» What you should do: Sort through the entries below and pull out lines containing the word "items".

— start of Supplied material —

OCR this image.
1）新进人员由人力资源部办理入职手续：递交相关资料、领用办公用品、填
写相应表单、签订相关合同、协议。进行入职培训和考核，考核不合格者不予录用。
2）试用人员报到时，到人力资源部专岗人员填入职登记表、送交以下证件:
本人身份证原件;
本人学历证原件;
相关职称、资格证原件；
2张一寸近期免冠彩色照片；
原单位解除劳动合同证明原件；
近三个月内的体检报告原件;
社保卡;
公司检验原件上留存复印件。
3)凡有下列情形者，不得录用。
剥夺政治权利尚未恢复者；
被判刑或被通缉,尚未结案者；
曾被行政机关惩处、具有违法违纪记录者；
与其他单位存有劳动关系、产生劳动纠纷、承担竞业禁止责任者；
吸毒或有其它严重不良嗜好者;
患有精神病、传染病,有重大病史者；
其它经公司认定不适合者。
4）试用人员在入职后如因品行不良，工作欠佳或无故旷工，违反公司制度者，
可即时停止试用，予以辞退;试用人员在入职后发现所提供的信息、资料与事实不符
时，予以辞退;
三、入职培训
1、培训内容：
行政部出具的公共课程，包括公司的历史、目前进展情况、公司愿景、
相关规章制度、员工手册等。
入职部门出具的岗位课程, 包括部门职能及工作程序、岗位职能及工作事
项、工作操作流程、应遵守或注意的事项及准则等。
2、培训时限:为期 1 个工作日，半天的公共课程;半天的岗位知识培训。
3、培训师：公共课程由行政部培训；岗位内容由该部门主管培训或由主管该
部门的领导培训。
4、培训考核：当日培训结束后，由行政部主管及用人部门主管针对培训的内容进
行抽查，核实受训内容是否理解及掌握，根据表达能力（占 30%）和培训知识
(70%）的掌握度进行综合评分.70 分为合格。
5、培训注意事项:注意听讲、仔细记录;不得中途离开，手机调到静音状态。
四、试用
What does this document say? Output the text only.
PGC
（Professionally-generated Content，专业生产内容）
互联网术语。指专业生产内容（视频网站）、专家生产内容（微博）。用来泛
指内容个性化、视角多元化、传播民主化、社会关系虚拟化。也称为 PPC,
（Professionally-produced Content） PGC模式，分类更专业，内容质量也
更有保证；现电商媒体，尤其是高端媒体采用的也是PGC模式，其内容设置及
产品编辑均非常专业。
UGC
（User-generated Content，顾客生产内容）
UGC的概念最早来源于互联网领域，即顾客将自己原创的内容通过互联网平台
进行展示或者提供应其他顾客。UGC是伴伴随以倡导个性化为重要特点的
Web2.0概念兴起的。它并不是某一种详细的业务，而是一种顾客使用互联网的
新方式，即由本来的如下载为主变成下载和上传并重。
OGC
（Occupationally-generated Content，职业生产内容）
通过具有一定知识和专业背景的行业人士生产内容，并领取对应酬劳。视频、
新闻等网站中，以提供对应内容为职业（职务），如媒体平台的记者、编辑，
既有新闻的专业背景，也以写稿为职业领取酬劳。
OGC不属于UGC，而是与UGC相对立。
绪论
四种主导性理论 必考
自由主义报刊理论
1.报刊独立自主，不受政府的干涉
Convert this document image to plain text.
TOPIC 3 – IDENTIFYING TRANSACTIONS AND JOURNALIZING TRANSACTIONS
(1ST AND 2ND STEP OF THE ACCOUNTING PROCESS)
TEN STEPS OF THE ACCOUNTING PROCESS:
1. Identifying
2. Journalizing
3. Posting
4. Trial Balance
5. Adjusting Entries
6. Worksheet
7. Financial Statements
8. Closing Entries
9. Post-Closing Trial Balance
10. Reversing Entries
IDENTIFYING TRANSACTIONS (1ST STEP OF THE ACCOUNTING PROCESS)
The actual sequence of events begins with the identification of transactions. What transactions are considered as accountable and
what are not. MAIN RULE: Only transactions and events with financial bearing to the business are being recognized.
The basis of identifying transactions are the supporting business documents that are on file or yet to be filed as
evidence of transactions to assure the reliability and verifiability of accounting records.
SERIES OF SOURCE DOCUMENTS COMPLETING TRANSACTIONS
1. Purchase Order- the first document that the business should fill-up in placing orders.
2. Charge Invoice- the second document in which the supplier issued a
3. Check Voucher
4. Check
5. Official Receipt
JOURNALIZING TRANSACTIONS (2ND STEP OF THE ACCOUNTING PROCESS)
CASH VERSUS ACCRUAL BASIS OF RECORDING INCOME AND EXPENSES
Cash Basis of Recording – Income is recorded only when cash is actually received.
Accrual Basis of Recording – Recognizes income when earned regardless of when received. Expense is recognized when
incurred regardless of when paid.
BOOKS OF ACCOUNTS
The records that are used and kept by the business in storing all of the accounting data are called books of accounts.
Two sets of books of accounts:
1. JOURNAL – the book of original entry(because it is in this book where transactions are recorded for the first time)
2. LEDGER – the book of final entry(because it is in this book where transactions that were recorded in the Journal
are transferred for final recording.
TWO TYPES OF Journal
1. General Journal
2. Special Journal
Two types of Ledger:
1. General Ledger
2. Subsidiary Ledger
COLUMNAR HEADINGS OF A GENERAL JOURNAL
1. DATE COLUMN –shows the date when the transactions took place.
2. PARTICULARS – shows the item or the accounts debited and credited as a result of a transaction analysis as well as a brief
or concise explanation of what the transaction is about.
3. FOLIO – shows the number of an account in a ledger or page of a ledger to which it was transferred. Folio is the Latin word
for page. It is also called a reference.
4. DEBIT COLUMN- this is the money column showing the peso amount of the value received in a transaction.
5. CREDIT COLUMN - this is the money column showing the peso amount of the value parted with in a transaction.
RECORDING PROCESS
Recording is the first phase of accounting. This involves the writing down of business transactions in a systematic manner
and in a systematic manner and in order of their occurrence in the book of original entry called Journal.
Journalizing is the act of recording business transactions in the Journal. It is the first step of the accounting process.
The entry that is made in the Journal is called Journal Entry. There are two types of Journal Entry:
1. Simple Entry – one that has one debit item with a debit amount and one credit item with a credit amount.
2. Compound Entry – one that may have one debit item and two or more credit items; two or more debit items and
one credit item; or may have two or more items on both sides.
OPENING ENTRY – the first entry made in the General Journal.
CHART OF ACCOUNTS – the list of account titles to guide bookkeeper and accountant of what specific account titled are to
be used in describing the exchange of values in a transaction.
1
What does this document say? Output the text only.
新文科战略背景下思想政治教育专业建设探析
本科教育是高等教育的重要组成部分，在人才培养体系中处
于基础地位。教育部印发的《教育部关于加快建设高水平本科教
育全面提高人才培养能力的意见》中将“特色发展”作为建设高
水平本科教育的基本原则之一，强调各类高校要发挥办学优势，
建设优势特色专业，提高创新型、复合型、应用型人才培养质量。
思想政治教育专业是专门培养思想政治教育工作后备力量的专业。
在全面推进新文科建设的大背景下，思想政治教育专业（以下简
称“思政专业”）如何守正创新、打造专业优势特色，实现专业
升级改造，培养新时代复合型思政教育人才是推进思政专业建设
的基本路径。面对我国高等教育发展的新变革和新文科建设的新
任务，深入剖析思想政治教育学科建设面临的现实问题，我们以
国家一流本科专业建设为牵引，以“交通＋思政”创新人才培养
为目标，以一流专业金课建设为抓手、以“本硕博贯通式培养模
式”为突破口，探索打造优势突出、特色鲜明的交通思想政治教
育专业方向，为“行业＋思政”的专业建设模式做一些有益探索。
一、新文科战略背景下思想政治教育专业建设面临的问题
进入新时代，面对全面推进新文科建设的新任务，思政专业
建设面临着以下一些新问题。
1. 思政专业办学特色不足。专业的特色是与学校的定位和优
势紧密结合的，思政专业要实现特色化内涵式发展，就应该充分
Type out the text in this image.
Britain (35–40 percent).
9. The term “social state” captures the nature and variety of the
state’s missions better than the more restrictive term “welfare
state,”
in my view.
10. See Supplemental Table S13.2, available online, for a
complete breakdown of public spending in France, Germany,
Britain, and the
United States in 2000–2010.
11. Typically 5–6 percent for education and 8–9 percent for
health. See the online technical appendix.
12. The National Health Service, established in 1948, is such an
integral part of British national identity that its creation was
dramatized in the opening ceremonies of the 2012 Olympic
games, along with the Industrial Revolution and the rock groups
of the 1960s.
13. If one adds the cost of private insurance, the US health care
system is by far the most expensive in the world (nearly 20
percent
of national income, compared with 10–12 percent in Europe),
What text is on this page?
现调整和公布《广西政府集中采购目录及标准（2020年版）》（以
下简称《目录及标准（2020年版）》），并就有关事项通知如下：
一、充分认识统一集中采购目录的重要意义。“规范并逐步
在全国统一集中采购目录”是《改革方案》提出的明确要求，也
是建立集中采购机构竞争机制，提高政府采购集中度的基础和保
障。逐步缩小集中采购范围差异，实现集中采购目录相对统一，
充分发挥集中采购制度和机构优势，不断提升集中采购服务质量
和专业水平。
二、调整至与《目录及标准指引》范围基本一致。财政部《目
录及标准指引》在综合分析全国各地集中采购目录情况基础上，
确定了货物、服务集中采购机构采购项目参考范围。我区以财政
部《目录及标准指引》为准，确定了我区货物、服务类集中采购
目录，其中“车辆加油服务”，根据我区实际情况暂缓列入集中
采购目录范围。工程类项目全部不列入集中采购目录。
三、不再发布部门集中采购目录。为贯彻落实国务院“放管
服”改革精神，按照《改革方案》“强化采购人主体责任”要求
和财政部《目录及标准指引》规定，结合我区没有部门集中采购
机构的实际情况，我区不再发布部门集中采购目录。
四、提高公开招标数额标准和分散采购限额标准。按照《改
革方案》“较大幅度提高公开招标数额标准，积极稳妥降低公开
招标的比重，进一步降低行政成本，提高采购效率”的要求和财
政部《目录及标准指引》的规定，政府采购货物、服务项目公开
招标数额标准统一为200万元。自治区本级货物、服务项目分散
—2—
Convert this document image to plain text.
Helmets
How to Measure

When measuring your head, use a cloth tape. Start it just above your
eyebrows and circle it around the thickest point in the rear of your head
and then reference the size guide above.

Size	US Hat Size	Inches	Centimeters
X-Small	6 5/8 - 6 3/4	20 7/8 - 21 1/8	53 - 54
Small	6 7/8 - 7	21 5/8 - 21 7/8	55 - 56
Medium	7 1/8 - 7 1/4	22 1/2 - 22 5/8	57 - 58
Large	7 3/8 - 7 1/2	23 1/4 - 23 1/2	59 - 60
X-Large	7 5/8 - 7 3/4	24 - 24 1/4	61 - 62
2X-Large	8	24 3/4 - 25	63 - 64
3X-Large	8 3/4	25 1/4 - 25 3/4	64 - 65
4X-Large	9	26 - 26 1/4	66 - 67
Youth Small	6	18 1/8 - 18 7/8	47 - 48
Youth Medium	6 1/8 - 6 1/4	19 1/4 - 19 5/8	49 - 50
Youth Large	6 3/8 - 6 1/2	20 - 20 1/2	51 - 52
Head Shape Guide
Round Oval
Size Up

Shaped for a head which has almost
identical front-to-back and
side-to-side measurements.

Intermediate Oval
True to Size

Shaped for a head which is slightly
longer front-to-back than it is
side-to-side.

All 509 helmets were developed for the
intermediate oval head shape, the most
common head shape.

— end of Supplied material —

» Correct output:
2. Compound Entry – one that may have one debit item and two or more credit items; two or more debit items and
one credit item; or may have two or more items on both sides.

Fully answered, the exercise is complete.